Your task is to repeat the entries exactly. Leave the pictures out.
■ ■ ■
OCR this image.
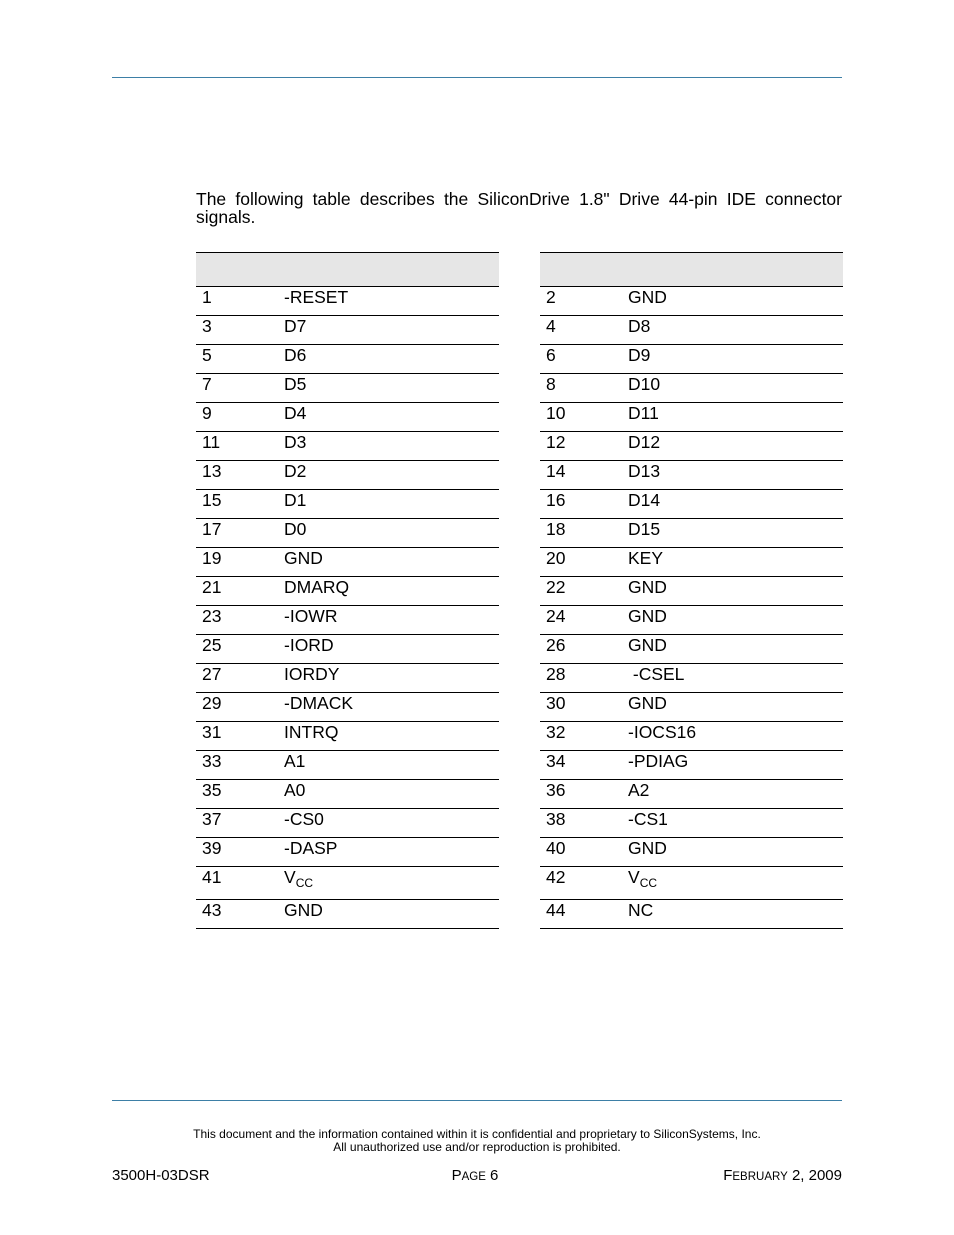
The following table describes the SiliconDrive 1.8" Drive 44-pin IDE connector signals.

1	-RESET
3	D7
5	D6
7	D5
9	D4
11	D3
13	D2
15	D1
17	D0
19	GND
21	DMARQ
23	-IOWR
25	-IORD
27	IORDY
29	-DMACK
31	INTRQ
33	A1
35	A0
37	-CS0
39	-DASP
41	$V_{CC}$
43	GND

2	GND
4	D8
6	D9
8	D10
10	D11
12	D12
14	D13
16	D14
18	D15
20	KEY
22	GND
24	GND
26	GND
28	-CSEL
30	GND
32	-IOCS16
34	-PDIAG
36	A2
38	-CS1
40	GND
42	$V_{CC}$
44	NC
This document and the information contained within it is confidential and proprietary to SiliconSystems, Inc.
All unauthorized use and/or reproduction is prohibited.
3500H-03DSR	PAGE 6	FEBRUARY 2, 2009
■ ■ ■
_SOLUTION TO THIS EXERCISE_.
OCR this image.
The following table describes the SiliconDrive 1.8" Drive 44-pin IDE connector signals.

1	-RESET
3	D7
5	D6
7	D5
9	D4
11	D3
13	D2
15	D1
17	D0
19	GND
21	DMARQ
23	-IOWR
25	-IORD
27	IORDY
29	-DMACK
31	INTRQ
33	A1
35	A0
37	-CS0
39	-DASP
41	$V_{CC}$
43	GND

2	GND
4	D8
6	D9
8	D10
10	D11
12	D12
14	D13
16	D14
18	D15
20	KEY
22	GND
24	GND
26	GND
28	-CSEL
30	GND
32	-IOCS16
34	-PDIAG
36	A2
38	-CS1
40	GND
42	$V_{CC}$
44	NC
This document and the information contained within it is confidential and proprietary to SiliconSystems, Inc.
All unauthorized use and/or reproduction is prohibited.
3500H-03DSR	PAGE 6	FEBRUARY 2, 2009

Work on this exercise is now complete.